━━━━━ INPUT ROWS ━━━━━
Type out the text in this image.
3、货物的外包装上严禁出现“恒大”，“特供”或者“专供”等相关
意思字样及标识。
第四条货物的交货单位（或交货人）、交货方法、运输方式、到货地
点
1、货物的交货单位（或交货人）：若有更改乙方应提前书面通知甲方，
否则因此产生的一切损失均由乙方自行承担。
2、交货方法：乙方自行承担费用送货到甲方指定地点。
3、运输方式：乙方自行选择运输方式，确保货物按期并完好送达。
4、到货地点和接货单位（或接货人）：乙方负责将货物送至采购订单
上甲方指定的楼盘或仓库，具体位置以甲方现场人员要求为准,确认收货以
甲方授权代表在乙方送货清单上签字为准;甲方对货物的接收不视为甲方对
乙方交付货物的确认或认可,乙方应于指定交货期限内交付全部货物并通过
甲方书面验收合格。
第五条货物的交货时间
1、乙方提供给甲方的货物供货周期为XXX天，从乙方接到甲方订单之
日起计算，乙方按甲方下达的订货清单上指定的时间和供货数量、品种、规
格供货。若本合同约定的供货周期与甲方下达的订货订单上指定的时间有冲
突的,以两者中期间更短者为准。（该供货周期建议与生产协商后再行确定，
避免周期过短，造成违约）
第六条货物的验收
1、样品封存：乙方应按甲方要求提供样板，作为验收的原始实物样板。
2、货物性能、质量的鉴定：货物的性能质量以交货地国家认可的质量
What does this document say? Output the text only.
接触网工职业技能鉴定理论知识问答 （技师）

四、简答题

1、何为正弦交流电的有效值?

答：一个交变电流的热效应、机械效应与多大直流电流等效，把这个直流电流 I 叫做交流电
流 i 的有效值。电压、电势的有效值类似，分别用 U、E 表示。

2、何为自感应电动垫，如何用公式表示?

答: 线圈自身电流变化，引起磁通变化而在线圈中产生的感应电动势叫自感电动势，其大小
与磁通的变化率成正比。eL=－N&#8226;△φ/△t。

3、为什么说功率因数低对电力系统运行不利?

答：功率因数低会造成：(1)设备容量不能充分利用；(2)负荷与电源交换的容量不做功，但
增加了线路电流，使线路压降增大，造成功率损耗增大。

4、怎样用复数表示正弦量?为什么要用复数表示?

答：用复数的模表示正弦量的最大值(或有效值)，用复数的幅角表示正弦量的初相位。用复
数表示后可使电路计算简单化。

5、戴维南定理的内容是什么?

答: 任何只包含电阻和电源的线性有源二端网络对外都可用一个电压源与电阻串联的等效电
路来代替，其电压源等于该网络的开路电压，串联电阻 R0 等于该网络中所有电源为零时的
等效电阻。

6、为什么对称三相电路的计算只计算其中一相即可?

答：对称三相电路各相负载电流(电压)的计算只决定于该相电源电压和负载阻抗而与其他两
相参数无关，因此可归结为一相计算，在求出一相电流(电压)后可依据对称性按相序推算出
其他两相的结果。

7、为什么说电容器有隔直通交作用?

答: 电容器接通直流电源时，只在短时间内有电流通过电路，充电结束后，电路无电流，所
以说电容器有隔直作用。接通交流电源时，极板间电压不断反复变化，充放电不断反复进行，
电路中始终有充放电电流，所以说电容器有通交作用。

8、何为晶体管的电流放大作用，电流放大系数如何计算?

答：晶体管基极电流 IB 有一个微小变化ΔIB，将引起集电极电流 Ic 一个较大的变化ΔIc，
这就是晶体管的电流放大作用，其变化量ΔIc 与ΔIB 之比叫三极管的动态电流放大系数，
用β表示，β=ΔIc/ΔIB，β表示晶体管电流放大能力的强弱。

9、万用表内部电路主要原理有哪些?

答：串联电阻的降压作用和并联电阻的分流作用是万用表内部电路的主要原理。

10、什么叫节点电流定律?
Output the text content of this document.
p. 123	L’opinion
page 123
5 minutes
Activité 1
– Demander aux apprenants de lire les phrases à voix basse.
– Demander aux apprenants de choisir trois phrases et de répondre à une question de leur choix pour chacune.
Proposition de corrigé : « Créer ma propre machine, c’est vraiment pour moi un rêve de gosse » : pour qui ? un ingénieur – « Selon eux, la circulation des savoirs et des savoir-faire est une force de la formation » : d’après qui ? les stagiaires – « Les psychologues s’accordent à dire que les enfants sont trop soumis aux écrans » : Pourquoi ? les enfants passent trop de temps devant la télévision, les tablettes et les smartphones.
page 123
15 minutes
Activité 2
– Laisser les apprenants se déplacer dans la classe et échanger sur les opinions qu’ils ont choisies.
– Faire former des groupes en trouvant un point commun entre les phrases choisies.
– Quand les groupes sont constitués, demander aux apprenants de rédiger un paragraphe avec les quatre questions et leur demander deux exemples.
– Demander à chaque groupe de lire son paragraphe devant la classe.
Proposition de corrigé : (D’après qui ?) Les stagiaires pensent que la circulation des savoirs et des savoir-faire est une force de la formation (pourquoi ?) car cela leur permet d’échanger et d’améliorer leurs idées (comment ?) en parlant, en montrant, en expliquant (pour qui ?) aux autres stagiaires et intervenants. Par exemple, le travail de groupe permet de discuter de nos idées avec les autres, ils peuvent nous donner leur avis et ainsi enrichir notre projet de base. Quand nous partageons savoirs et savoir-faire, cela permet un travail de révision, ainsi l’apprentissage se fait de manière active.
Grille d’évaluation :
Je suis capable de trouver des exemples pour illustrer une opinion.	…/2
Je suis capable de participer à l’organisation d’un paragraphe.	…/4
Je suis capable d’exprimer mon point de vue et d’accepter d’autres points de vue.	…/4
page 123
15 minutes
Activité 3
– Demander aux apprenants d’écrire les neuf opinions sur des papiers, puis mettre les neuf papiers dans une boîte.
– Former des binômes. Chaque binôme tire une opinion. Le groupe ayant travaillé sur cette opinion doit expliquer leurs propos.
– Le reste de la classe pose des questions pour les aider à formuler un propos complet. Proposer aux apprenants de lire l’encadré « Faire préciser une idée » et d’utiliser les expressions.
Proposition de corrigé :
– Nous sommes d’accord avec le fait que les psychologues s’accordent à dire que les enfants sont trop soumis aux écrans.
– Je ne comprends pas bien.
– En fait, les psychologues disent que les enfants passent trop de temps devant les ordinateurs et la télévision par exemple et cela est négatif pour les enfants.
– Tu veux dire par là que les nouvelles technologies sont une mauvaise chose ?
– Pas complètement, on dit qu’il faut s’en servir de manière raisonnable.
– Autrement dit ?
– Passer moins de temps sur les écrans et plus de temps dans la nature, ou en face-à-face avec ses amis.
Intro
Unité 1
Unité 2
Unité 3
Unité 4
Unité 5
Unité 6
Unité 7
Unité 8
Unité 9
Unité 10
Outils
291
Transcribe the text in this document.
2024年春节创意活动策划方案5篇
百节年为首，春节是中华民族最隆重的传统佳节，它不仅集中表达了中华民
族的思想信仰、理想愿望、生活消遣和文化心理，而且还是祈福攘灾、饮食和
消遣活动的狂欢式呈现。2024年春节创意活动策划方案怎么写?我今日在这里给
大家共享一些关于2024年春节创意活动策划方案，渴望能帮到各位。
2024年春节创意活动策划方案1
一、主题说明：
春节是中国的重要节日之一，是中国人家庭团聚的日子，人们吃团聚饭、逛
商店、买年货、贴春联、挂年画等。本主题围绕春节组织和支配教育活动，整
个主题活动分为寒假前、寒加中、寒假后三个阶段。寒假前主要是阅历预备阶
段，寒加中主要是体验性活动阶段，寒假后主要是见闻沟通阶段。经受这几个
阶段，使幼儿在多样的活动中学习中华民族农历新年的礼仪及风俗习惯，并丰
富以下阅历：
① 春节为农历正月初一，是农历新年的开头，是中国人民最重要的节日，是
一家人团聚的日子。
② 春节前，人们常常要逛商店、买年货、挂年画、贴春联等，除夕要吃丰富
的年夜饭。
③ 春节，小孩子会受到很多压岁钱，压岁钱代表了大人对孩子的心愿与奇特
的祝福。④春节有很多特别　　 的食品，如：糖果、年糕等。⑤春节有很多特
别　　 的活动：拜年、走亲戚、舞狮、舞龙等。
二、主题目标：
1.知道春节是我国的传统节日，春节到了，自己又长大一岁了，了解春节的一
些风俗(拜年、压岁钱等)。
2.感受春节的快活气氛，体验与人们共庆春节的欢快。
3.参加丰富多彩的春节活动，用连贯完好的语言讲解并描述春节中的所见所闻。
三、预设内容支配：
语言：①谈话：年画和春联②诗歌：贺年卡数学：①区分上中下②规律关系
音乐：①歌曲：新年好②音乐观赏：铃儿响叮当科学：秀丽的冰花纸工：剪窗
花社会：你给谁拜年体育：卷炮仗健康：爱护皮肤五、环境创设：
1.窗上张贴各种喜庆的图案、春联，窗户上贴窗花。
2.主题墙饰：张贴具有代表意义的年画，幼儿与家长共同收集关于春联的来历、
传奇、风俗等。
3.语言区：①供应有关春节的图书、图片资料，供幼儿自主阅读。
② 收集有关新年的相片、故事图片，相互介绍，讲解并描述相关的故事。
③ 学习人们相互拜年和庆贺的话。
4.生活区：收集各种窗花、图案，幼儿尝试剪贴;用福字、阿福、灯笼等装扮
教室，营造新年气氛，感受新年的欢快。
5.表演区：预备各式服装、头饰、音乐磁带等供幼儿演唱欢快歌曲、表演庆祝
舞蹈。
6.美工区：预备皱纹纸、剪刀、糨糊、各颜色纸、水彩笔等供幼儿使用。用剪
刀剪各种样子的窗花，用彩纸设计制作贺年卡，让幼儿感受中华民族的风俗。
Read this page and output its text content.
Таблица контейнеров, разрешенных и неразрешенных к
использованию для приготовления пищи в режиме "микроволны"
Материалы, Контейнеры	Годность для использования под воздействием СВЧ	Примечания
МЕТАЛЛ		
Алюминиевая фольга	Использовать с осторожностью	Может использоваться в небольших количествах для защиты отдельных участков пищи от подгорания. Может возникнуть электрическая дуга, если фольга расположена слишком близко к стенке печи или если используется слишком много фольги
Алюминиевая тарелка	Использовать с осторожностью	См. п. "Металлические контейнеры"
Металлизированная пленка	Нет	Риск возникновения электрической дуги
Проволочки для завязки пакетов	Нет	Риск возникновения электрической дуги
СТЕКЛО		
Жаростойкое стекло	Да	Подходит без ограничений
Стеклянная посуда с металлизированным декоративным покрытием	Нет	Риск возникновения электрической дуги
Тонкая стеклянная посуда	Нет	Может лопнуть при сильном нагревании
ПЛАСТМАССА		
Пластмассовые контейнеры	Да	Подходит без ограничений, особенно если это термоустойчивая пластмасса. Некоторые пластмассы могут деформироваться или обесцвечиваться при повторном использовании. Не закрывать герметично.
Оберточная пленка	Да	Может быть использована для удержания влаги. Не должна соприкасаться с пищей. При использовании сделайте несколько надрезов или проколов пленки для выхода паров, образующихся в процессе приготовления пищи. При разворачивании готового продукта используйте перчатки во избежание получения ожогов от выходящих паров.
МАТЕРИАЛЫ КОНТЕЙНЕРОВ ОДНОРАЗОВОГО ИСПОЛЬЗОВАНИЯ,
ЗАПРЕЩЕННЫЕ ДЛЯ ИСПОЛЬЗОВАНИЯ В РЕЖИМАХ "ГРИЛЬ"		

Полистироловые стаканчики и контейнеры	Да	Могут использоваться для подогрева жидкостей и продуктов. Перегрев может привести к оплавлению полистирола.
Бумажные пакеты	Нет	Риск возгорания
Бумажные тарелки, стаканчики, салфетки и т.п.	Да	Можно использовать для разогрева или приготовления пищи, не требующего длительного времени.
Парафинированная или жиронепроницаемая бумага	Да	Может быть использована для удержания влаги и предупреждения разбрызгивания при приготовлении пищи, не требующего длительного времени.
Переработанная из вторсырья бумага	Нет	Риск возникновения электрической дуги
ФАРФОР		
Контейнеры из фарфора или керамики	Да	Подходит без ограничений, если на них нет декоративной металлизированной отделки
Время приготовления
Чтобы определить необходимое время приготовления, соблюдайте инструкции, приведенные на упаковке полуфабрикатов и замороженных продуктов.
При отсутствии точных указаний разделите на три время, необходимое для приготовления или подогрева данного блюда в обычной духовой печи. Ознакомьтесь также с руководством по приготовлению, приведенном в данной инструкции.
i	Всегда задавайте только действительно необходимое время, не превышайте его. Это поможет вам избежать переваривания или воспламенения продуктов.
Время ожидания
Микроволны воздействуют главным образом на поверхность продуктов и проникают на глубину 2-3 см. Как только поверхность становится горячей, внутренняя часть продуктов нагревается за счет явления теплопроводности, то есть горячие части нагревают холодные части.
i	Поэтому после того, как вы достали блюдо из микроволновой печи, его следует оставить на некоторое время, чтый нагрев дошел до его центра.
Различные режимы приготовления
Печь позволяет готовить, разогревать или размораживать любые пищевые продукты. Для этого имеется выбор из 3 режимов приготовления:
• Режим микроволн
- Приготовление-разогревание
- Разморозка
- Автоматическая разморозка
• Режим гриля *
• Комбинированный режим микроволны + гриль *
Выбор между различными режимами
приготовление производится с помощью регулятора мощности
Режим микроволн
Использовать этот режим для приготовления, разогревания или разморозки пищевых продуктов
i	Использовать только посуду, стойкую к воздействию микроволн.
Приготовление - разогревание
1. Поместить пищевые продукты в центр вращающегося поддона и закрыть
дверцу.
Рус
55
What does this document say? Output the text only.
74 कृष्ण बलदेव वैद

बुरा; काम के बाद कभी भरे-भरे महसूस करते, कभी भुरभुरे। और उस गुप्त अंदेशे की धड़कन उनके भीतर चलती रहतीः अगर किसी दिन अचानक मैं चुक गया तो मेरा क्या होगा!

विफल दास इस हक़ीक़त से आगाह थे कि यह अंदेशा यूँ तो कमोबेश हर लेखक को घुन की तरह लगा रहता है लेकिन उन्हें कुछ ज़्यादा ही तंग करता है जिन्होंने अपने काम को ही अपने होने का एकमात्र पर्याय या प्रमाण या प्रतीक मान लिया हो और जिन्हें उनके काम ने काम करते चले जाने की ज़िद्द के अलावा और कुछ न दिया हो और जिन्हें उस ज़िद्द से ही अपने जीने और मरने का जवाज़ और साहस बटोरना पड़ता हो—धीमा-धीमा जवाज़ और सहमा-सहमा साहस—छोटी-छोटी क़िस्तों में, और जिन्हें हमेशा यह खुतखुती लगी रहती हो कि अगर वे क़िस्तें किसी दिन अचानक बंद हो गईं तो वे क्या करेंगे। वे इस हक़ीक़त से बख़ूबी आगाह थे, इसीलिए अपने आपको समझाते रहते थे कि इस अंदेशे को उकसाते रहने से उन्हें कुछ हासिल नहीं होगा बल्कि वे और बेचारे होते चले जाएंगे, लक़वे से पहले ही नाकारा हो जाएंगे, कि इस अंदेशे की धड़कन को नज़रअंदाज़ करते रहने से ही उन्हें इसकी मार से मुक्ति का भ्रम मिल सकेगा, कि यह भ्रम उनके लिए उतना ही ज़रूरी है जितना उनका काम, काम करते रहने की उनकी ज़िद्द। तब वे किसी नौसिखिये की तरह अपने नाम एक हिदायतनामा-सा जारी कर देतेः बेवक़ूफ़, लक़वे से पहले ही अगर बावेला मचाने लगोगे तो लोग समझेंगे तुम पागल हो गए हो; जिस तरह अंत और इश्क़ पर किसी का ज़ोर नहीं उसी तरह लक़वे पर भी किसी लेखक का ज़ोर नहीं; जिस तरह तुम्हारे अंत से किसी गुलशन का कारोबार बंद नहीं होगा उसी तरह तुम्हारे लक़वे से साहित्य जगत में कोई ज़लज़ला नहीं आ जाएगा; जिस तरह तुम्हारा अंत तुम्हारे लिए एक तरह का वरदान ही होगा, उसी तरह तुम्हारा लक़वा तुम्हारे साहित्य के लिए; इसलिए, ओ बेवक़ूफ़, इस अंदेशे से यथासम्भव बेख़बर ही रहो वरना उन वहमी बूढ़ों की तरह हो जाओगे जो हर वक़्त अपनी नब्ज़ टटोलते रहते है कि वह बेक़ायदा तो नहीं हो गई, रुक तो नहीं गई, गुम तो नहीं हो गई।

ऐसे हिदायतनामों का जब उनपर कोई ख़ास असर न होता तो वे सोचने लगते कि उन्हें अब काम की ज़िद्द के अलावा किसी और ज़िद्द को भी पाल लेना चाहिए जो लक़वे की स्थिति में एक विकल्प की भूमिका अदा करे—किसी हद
━━━━━
→ WHAT THE EXERCISE ASKS: Gather up the lines that contain the word "运输方式".

→ FULL SOLUTION:
第四条货物的交货单位（或交货人）、交货方法、运输方式、到货地
3、运输方式：乙方自行选择运输方式，确保货物按期并完好送达。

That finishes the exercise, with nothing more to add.